The data below must be copied in full and without any change.
---------- DATA SHOWN ----------
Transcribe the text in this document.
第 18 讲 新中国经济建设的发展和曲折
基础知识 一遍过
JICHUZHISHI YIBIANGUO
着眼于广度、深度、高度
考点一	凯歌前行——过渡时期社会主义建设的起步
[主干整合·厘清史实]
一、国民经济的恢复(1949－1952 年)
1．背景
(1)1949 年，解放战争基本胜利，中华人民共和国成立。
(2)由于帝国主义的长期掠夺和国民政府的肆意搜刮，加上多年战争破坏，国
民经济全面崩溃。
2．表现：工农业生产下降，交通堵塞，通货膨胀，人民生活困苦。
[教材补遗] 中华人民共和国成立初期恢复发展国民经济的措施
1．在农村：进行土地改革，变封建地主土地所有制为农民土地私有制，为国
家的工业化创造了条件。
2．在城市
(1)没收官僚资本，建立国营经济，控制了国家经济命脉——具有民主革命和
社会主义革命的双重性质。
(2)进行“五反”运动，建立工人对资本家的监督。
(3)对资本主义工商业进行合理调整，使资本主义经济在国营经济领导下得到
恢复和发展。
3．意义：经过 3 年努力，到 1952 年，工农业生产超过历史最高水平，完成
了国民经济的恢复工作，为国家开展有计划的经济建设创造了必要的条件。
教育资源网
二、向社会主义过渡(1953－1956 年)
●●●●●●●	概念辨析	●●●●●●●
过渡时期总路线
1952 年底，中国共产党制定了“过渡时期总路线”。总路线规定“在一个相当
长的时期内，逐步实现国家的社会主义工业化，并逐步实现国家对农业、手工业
----------
| RESULT OF THIS EXERCISE |
Transcribe the text in this document.
第 18 讲 新中国经济建设的发展和曲折
基础知识 一遍过
JICHUZHISHI YIBIANGUO
着眼于广度、深度、高度
考点一	凯歌前行——过渡时期社会主义建设的起步
[主干整合·厘清史实]
一、国民经济的恢复(1949－1952 年)
1．背景
(1)1949 年，解放战争基本胜利，中华人民共和国成立。
(2)由于帝国主义的长期掠夺和国民政府的肆意搜刮，加上多年战争破坏，国
民经济全面崩溃。
2．表现：工农业生产下降，交通堵塞，通货膨胀，人民生活困苦。
[教材补遗] 中华人民共和国成立初期恢复发展国民经济的措施
1．在农村：进行土地改革，变封建地主土地所有制为农民土地私有制，为国
家的工业化创造了条件。
2．在城市
(1)没收官僚资本，建立国营经济，控制了国家经济命脉——具有民主革命和
社会主义革命的双重性质。
(2)进行“五反”运动，建立工人对资本家的监督。
(3)对资本主义工商业进行合理调整，使资本主义经济在国营经济领导下得到
恢复和发展。
3．意义：经过 3 年努力，到 1952 年，工农业生产超过历史最高水平，完成
了国民经济的恢复工作，为国家开展有计划的经济建设创造了必要的条件。
教育资源网
二、向社会主义过渡(1953－1956 年)
●●●●●●●	概念辨析	●●●●●●●
过渡时期总路线
1952 年底，中国共产党制定了“过渡时期总路线”。总路线规定“在一个相当
长的时期内，逐步实现国家的社会主义工业化，并逐步实现国家对农业、手工业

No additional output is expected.